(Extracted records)
----
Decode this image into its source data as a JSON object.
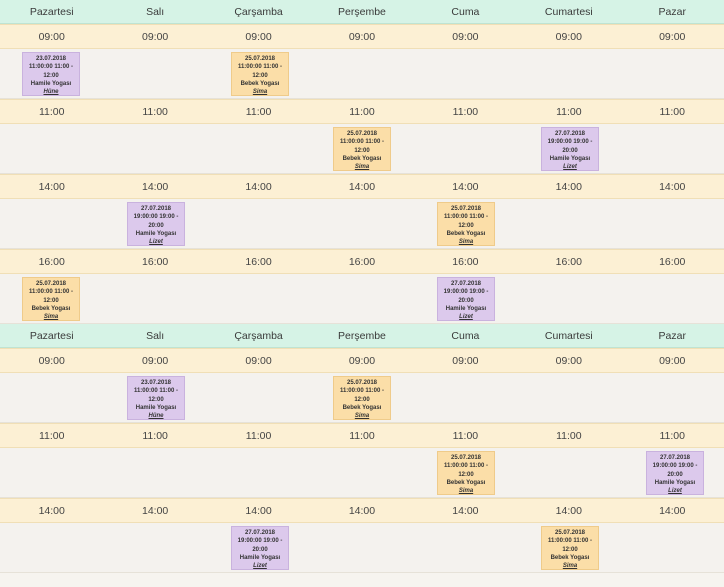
{
  "days": [
    "Pazartesi",
    "Salı",
    "Çarşamba",
    "Perşembe",
    "Cuma",
    "Cumartesi",
    "Pazar"
  ],
  "colors": {
    "header": "#d6f3e6",
    "time_row": "#fcf0d4",
    "slot_row": "#f4f2ee",
    "purple_event": "#dcc9ec",
    "orange_event": "#fbdea8"
  },
  "weeks": [
    {
      "times": [
        {
          "time": "09:00",
          "events": [
            {
              "day": 0,
              "color": "purple",
              "date": "23.07.2018",
              "range": "11:00:00 11:00 -",
              "end": "12:00",
              "title": "Hamile Yogası",
              "teacher": "Hüne"
            },
            {
              "day": 2,
              "color": "orange",
              "date": "25.07.2018",
              "range": "11:00:00 11:00 -",
              "end": "12:00",
              "title": "Bebek Yogası",
              "teacher": "Sima"
            }
          ]
        },
        {
          "time": "11:00",
          "events": [
            {
              "day": 3,
              "color": "orange",
              "date": "25.07.2018",
              "range": "11:00:00 11:00 -",
              "end": "12:00",
              "title": "Bebek Yogası",
              "teacher": "Sima"
            },
            {
              "day": 5,
              "color": "purple",
              "date": "27.07.2018",
              "range": "19:00:00 19:00 -",
              "end": "20:00",
              "title": "Hamile Yogası",
              "teacher": "Lizet"
            }
          ]
        },
        {
          "time": "14:00",
          "events": [
            {
              "day": 1,
              "color": "purple",
              "date": "27.07.2018",
              "range": "19:00:00 19:00 -",
              "end": "20:00",
              "title": "Hamile Yogası",
              "teacher": "Lizet"
            },
            {
              "day": 4,
              "color": "orange",
              "date": "25.07.2018",
              "range": "11:00:00 11:00 -",
              "end": "12:00",
              "title": "Bebek Yogası",
              "teacher": "Sima"
            }
          ]
        },
        {
          "time": "16:00",
          "events": [
            {
              "day": 0,
              "color": "orange",
              "date": "25.07.2018",
              "range": "11:00:00 11:00 -",
              "end": "12:00",
              "title": "Bebek Yogası",
              "teacher": "Sima"
            },
            {
              "day": 4,
              "color": "purple",
              "date": "27.07.2018",
              "range": "19:00:00 19:00 -",
              "end": "20:00",
              "title": "Hamile Yogası",
              "teacher": "Lizet"
            }
          ]
        }
      ]
    },
    {
      "times": [
        {
          "time": "09:00",
          "events": [
            {
              "day": 1,
              "color": "purple",
              "date": "23.07.2018",
              "range": "11:00:00 11:00 -",
              "end": "12:00",
              "title": "Hamile Yogası",
              "teacher": "Hüne"
            },
            {
              "day": 3,
              "color": "orange",
              "date": "25.07.2018",
              "range": "11:00:00 11:00 -",
              "end": "12:00",
              "title": "Bebek Yogası",
              "teacher": "Sima"
            }
          ]
        },
        {
          "time": "11:00",
          "events": [
            {
              "day": 4,
              "color": "orange",
              "date": "25.07.2018",
              "range": "11:00:00 11:00 -",
              "end": "12:00",
              "title": "Bebek Yogası",
              "teacher": "Sima"
            },
            {
              "day": 6,
              "color": "purple",
              "date": "27.07.2018",
              "range": "19:00:00 19:00 -",
              "end": "20:00",
              "title": "Hamile Yogası",
              "teacher": "Lizet"
            }
          ]
        },
        {
          "time": "14:00",
          "events": [
            {
              "day": 2,
              "color": "purple",
              "date": "27.07.2018",
              "range": "19:00:00 19:00 -",
              "end": "20:00",
              "title": "Hamile Yogası",
              "teacher": "Lizet"
            },
            {
              "day": 5,
              "color": "orange",
              "date": "25.07.2018",
              "range": "11:00:00 11:00 -",
              "end": "12:00",
              "title": "Bebek Yogası",
              "teacher": "Sima"
            }
          ]
        }
      ]
    }
  ]
}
----
Task directions — Print out the lines exactly, skipping any picture.

Output below —
Decode this image into its source data as a JSON object.
{
  "days": [
    "Pazartesi",
    "Salı",
    "Çarşamba",
    "Perşembe",
    "Cuma",
    "Cumartesi",
    "Pazar"
  ],
  "colors": {
    "header": "#d6f3e6",
    "time_row": "#fcf0d4",
    "slot_row": "#f4f2ee",
    "purple_event": "#dcc9ec",
    "orange_event": "#fbdea8"
  },
  "weeks": [
    {
      "times": [
        {
          "time": "09:00",
          "events": [
            {
              "day": 0,
              "color": "purple",
              "date": "23.07.2018",
              "range": "11:00:00 11:00 -",
              "end": "12:00",
              "title": "Hamile Yogası",
              "teacher": "Hüne"
            },
            {
              "day": 2,
              "color": "orange",
              "date": "25.07.2018",
              "range": "11:00:00 11:00 -",
              "end": "12:00",
              "title": "Bebek Yogası",
              "teacher": "Sima"
            }
          ]
        },
        {
          "time": "11:00",
          "events": [
            {
              "day": 3,
              "color": "orange",
              "date": "25.07.2018",
              "range": "11:00:00 11:00 -",
              "end": "12:00",
              "title": "Bebek Yogası",
              "teacher": "Sima"
            },
            {
              "day": 5,
              "color": "purple",
              "date": "27.07.2018",
              "range": "19:00:00 19:00 -",
              "end": "20:00",
              "title": "Hamile Yogası",
              "teacher": "Lizet"
            }
          ]
        },
        {
          "time": "14:00",
          "events": [
            {
              "day": 1,
              "color": "purple",
              "date": "27.07.2018",
              "range": "19:00:00 19:00 -",
              "end": "20:00",
              "title": "Hamile Yogası",
              "teacher": "Lizet"
            },
            {
              "day": 4,
              "color": "orange",
              "date": "25.07.2018",
              "range": "11:00:00 11:00 -",
              "end": "12:00",
              "title": "Bebek Yogası",
              "teacher": "Sima"
            }
          ]
        },
        {
          "time": "16:00",
          "events": [
            {
              "day": 0,
              "color": "orange",
              "date": "25.07.2018",
              "range": "11:00:00 11:00 -",
              "end": "12:00",
              "title": "Bebek Yogası",
              "teacher": "Sima"
            },
            {
              "day": 4,
              "color": "purple",
              "date": "27.07.2018",
              "range": "19:00:00 19:00 -",
              "end": "20:00",
              "title": "Hamile Yogası",
              "teacher": "Lizet"
            }
          ]
        }
      ]
    },
    {
      "times": [
        {
          "time": "09:00",
          "events": [
            {
              "day": 1,
              "color": "purple",
              "date": "23.07.2018",
              "range": "11:00:00 11:00 -",
              "end": "12:00",
              "title": "Hamile Yogası",
              "teacher": "Hüne"
            },
            {
              "day": 3,
              "color": "orange",
              "date": "25.07.2018",
              "range": "11:00:00 11:00 -",
              "end": "12:00",
              "title": "Bebek Yogası",
              "teacher": "Sima"
            }
          ]
        },
        {
          "time": "11:00",
          "events": [
            {
              "day": 4,
              "color": "orange",
              "date": "25.07.2018",
              "range": "11:00:00 11:00 -",
              "end": "12:00",
              "title": "Bebek Yogası",
              "teacher": "Sima"
            },
            {
              "day": 6,
              "color": "purple",
              "date": "27.07.2018",
              "range": "19:00:00 19:00 -",
              "end": "20:00",
              "title": "Hamile Yogası",
              "teacher": "Lizet"
            }
          ]
        },
        {
          "time": "14:00",
          "events": [
            {
              "day": 2,
              "color": "purple",
              "date": "27.07.2018",
              "range": "19:00:00 19:00 -",
              "end": "20:00",
              "title": "Hamile Yogası",
              "teacher": "Lizet"
            },
            {
              "day": 5,
              "color": "orange",
              "date": "25.07.2018",
              "range": "11:00:00 11:00 -",
              "end": "12:00",
              "title": "Bebek Yogası",
              "teacher": "Sima"
            }
          ]
        }
      ]
    }
  ]
}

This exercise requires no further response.